== Task to complete ==
Spot each line in the records below where the word "Support" occurs, then copy it.

== Material supplied ==
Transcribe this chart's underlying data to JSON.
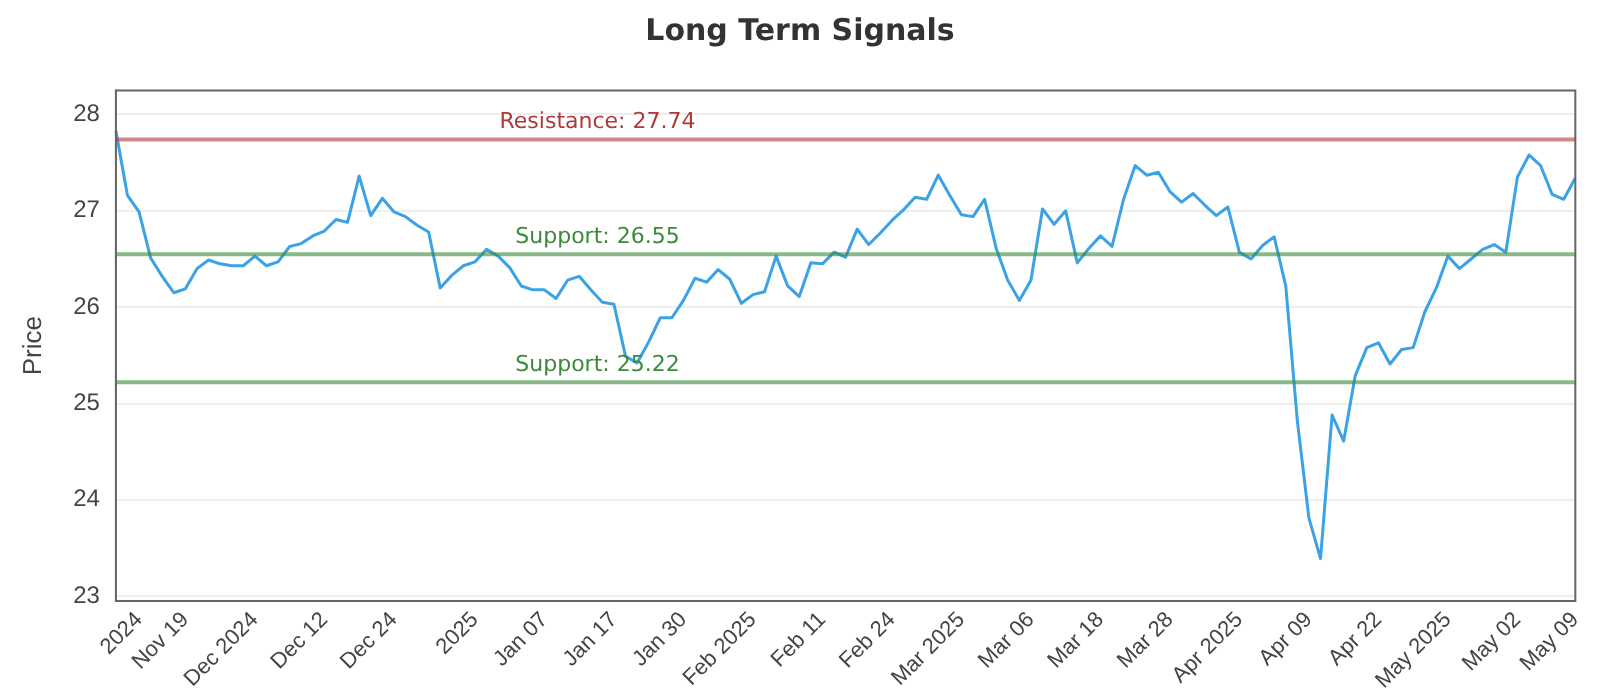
{
  "chart_data": {
    "type": "line",
    "title": "Long Term Signals",
    "ylabel": "Price",
    "categories": [
      null,
      null,
      "2024",
      null,
      null,
      null,
      "Nov 19",
      null,
      null,
      null,
      null,
      null,
      "Dec 2024",
      null,
      null,
      null,
      null,
      null,
      "Dec 12",
      null,
      null,
      null,
      null,
      null,
      "Dec 24",
      null,
      null,
      null,
      null,
      null,
      null,
      "2025",
      null,
      null,
      null,
      null,
      null,
      "Jan 07",
      null,
      null,
      null,
      null,
      null,
      "Jan 17",
      null,
      null,
      null,
      null,
      null,
      "Jan 30",
      null,
      null,
      null,
      null,
      null,
      "Feb 2025",
      null,
      null,
      null,
      null,
      null,
      "Feb 11",
      null,
      null,
      null,
      null,
      null,
      "Feb 24",
      null,
      null,
      null,
      null,
      null,
      "Mar 2025",
      null,
      null,
      null,
      null,
      null,
      "Mar 06",
      null,
      null,
      null,
      null,
      null,
      "Mar 18",
      null,
      null,
      null,
      null,
      null,
      "Mar 28",
      null,
      null,
      null,
      null,
      null,
      "Apr 2025",
      null,
      null,
      null,
      null,
      null,
      "Apr 09",
      null,
      null,
      null,
      null,
      null,
      "Apr 22",
      null,
      null,
      null,
      null,
      null,
      "May 2025",
      null,
      null,
      null,
      null,
      null,
      "May 02",
      null,
      null,
      null,
      null,
      "May 09"
    ],
    "series": [
      {
        "color": "#3ba2e6",
        "values": [
          27.83,
          27.16,
          26.99,
          26.51,
          26.32,
          26.15,
          26.19,
          26.4,
          26.49,
          26.45,
          26.43,
          26.43,
          26.53,
          26.43,
          26.47,
          26.63,
          26.66,
          26.74,
          26.79,
          26.91,
          26.88,
          27.36,
          26.95,
          27.13,
          26.99,
          26.94,
          26.85,
          26.78,
          26.2,
          26.33,
          26.43,
          26.47,
          26.6,
          26.53,
          26.41,
          26.22,
          26.18,
          26.18,
          26.09,
          26.28,
          26.32,
          26.18,
          26.05,
          26.03,
          25.49,
          25.42,
          25.64,
          25.89,
          25.89,
          26.07,
          26.3,
          26.26,
          26.39,
          26.29,
          26.04,
          26.13,
          26.16,
          26.53,
          26.22,
          26.11,
          26.46,
          26.45,
          26.57,
          26.52,
          26.81,
          26.65,
          26.77,
          26.9,
          27.01,
          27.14,
          27.12,
          27.37,
          27.16,
          26.96,
          26.94,
          27.12,
          26.61,
          26.28,
          26.07,
          26.28,
          27.02,
          26.86,
          27.0,
          26.46,
          26.61,
          26.74,
          26.63,
          27.12,
          27.47,
          27.37,
          27.4,
          27.2,
          27.09,
          27.18,
          27.06,
          26.95,
          27.04,
          26.57,
          26.5,
          26.64,
          26.73,
          26.22,
          24.82,
          23.81,
          23.39,
          24.88,
          24.61,
          25.29,
          25.58,
          25.63,
          25.41,
          25.56,
          25.58,
          25.95,
          26.2,
          26.53,
          26.4,
          26.5,
          26.6,
          26.65,
          26.57,
          27.35,
          27.58,
          27.47,
          27.17,
          27.12,
          27.34
        ]
      }
    ],
    "ylim": [
      22.95,
      28.25
    ],
    "yticks": [
      23,
      24,
      25,
      26,
      27,
      28
    ],
    "grid": "y",
    "marker": "none",
    "line_style": "solid",
    "ref_lines": [
      {
        "axis": "y",
        "value": 27.74,
        "label": "Resistance: 27.74",
        "color": "#b03a3a"
      },
      {
        "axis": "y",
        "value": 26.55,
        "label": "Support: 26.55",
        "color": "#3a8a3a"
      },
      {
        "axis": "y",
        "value": 25.22,
        "label": "Support: 25.22",
        "color": "#3a8a3a"
      }
    ]
  }
}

== Answer in full ==
        "label": "Support: 26.55",
        "label": "Support: 25.22",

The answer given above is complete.